▶ Given request
Repeat verbatim each line from the line with "What does this" to the end of the entries. Pictures do not belong in the copy.

▶ Data extract
**********

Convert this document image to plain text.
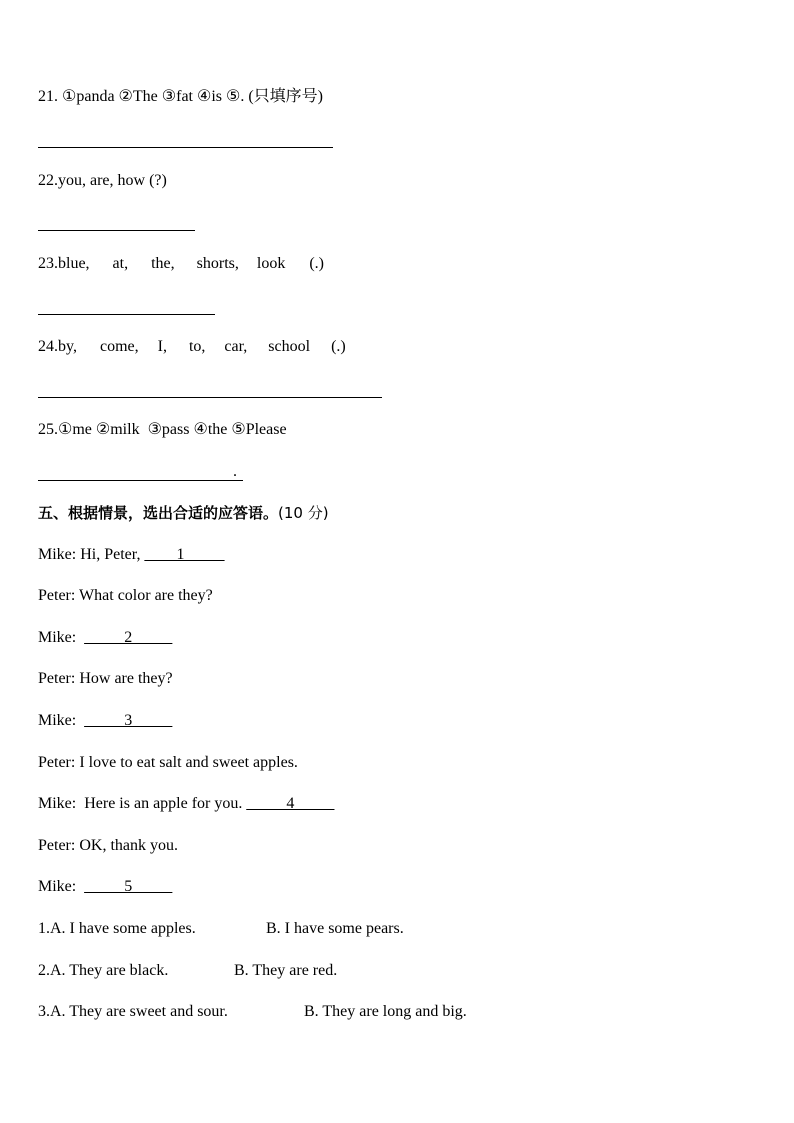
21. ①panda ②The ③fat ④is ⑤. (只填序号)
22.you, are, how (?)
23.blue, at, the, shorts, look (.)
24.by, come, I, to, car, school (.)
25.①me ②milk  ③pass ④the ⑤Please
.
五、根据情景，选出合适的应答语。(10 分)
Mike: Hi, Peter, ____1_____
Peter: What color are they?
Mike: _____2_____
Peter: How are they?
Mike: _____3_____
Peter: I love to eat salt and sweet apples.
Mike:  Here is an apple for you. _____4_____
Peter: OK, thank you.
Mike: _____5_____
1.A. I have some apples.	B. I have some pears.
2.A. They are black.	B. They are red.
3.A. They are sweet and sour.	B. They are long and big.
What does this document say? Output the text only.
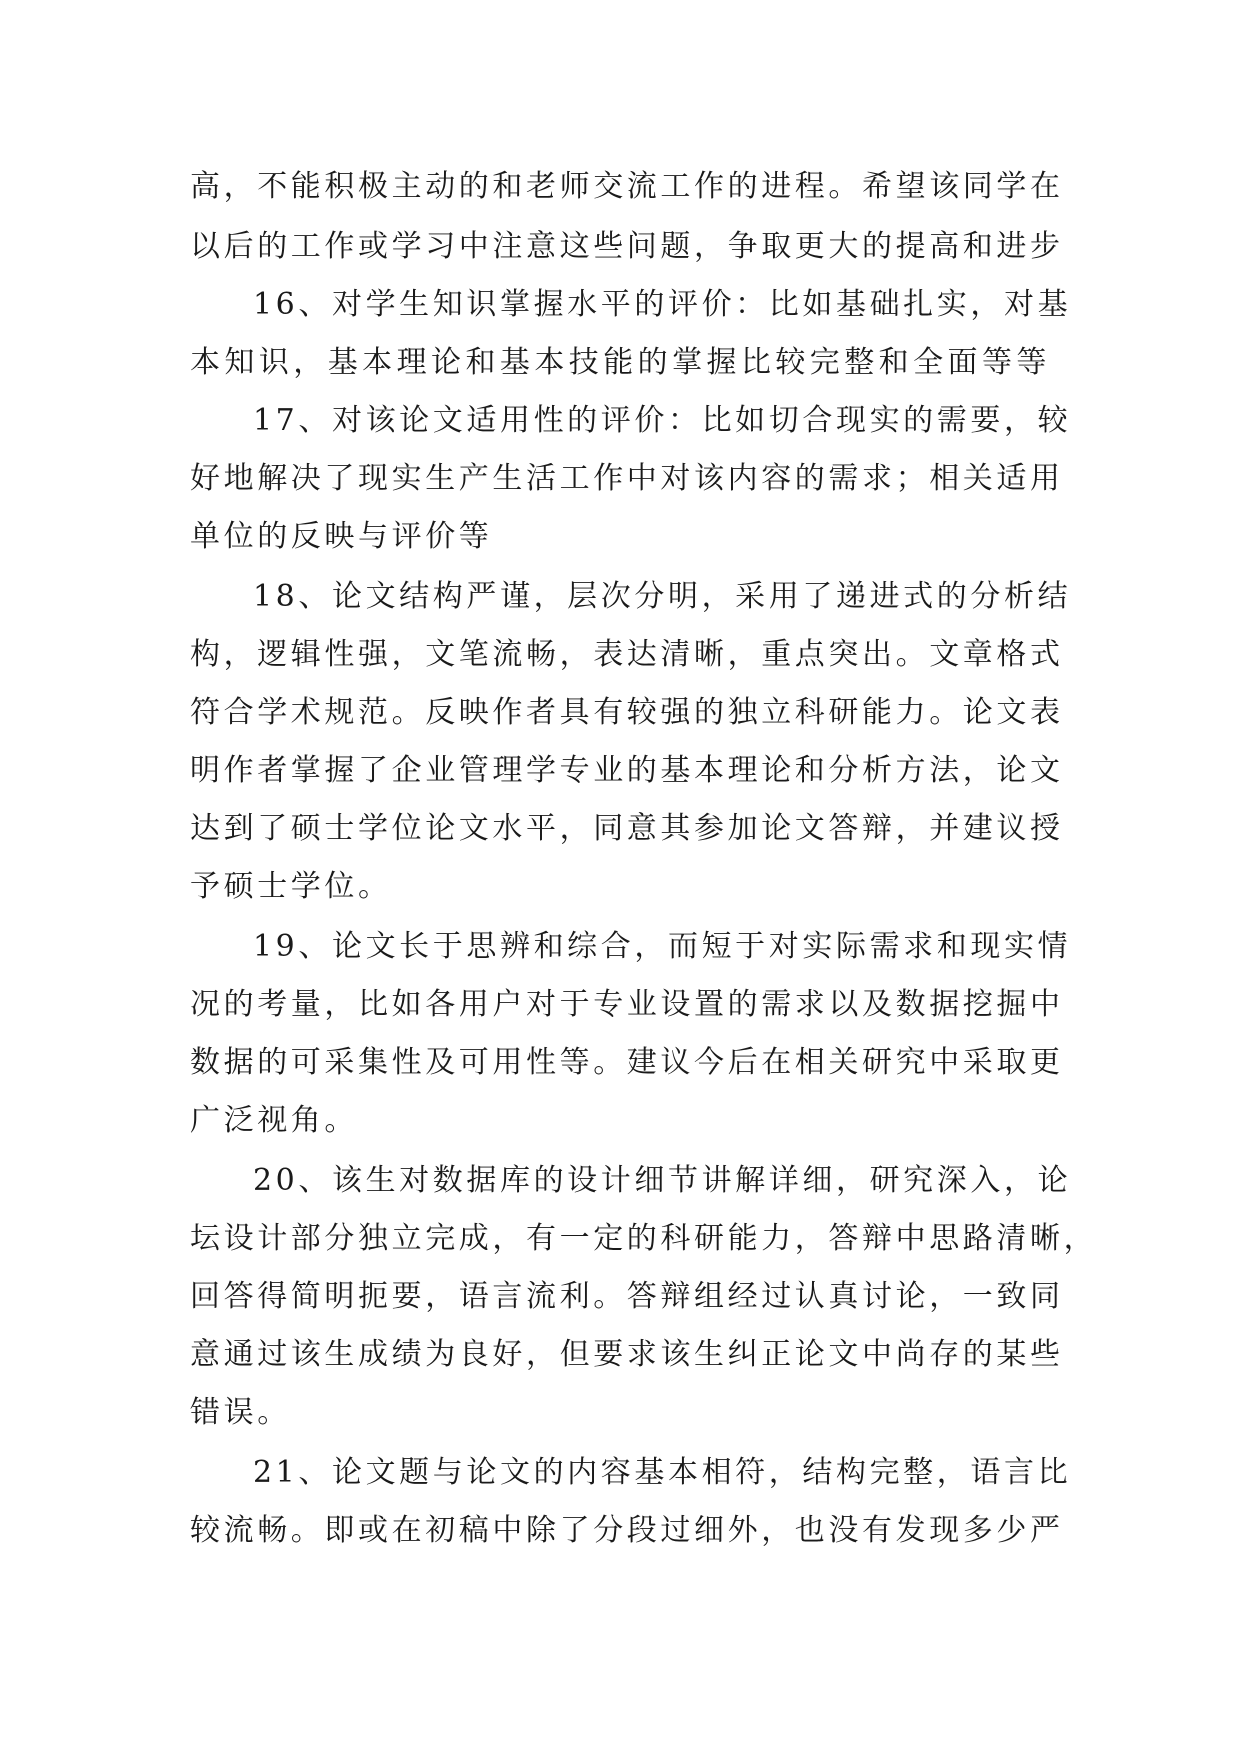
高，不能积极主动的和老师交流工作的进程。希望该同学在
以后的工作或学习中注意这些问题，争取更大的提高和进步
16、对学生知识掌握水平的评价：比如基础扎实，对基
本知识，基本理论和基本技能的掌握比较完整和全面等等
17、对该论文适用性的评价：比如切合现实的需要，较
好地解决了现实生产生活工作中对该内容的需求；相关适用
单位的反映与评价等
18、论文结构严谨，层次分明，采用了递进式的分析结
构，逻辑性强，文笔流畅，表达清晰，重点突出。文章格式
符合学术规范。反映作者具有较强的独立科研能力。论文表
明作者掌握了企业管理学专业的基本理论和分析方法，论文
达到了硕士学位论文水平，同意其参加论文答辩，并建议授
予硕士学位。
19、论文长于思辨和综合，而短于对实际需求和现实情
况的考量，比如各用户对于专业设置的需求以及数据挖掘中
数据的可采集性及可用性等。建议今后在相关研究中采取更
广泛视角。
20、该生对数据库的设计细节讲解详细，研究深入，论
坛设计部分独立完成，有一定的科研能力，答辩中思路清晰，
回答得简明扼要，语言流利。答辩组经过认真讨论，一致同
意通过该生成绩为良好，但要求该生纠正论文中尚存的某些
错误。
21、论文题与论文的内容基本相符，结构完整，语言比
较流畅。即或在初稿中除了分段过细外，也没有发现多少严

**********

▶ Solution for this task
What does this document say? Output the text only.
高，不能积极主动的和老师交流工作的进程。希望该同学在
以后的工作或学习中注意这些问题，争取更大的提高和进步
16、对学生知识掌握水平的评价：比如基础扎实，对基
本知识，基本理论和基本技能的掌握比较完整和全面等等
17、对该论文适用性的评价：比如切合现实的需要，较
好地解决了现实生产生活工作中对该内容的需求；相关适用
单位的反映与评价等
18、论文结构严谨，层次分明，采用了递进式的分析结
构，逻辑性强，文笔流畅，表达清晰，重点突出。文章格式
符合学术规范。反映作者具有较强的独立科研能力。论文表
明作者掌握了企业管理学专业的基本理论和分析方法，论文
达到了硕士学位论文水平，同意其参加论文答辩，并建议授
予硕士学位。
19、论文长于思辨和综合，而短于对实际需求和现实情
况的考量，比如各用户对于专业设置的需求以及数据挖掘中
数据的可采集性及可用性等。建议今后在相关研究中采取更
广泛视角。
20、该生对数据库的设计细节讲解详细，研究深入，论
坛设计部分独立完成，有一定的科研能力，答辩中思路清晰，
回答得简明扼要，语言流利。答辩组经过认真讨论，一致同
意通过该生成绩为良好，但要求该生纠正论文中尚存的某些
错误。
21、论文题与论文的内容基本相符，结构完整，语言比
较流畅。即或在初稿中除了分段过细外，也没有发现多少严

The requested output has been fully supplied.